* Exercise: Gather each line containing the string "время" from these entries.

== Information provided ==

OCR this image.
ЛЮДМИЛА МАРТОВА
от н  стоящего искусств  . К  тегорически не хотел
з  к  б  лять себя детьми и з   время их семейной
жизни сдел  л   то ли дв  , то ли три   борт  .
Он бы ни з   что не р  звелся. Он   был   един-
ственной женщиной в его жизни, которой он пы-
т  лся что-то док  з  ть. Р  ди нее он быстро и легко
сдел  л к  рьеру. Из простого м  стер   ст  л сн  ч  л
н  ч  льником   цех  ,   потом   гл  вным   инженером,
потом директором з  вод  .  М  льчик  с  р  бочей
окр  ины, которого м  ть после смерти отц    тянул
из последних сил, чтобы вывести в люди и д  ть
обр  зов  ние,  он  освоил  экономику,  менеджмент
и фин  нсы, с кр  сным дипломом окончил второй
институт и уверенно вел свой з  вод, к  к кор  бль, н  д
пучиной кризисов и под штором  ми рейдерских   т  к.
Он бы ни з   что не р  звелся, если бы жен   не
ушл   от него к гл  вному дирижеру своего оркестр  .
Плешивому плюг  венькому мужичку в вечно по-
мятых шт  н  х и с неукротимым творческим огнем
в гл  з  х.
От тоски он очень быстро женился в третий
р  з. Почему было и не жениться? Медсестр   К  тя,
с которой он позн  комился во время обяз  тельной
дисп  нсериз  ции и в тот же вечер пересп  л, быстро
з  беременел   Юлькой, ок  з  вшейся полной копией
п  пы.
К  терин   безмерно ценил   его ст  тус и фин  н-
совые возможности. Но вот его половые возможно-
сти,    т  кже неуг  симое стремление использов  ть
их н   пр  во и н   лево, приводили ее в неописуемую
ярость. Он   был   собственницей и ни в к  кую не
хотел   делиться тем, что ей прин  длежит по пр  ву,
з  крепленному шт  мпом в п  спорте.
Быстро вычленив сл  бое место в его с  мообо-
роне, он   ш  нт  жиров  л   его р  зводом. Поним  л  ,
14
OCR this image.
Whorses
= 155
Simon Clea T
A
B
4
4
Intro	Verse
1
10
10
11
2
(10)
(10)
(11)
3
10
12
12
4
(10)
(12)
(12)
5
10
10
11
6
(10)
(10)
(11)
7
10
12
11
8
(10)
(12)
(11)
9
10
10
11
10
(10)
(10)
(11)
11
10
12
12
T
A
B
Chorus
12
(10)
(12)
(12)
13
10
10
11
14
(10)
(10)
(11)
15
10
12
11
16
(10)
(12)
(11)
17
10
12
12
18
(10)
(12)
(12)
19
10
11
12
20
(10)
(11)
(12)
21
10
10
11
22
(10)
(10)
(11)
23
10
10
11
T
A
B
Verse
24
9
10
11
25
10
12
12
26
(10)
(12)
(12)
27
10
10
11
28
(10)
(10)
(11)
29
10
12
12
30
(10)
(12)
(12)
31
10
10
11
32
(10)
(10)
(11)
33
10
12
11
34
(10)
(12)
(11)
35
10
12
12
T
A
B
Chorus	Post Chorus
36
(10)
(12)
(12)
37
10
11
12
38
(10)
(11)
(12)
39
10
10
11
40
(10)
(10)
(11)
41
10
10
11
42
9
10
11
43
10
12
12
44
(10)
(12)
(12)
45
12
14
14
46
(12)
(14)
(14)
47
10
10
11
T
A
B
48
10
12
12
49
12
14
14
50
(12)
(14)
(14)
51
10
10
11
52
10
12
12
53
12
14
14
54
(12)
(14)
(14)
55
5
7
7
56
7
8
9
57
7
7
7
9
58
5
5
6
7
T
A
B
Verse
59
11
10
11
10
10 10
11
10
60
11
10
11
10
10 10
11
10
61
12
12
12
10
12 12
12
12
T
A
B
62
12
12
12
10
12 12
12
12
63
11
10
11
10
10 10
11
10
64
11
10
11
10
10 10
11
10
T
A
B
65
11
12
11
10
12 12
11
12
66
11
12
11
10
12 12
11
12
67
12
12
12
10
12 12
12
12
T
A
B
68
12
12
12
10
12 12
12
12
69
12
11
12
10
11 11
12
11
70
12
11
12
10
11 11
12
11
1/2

===

* Task response:
з  к  б  лять себя детьми и з   время их семейной
с которой он позн  комился во время обяз  тельной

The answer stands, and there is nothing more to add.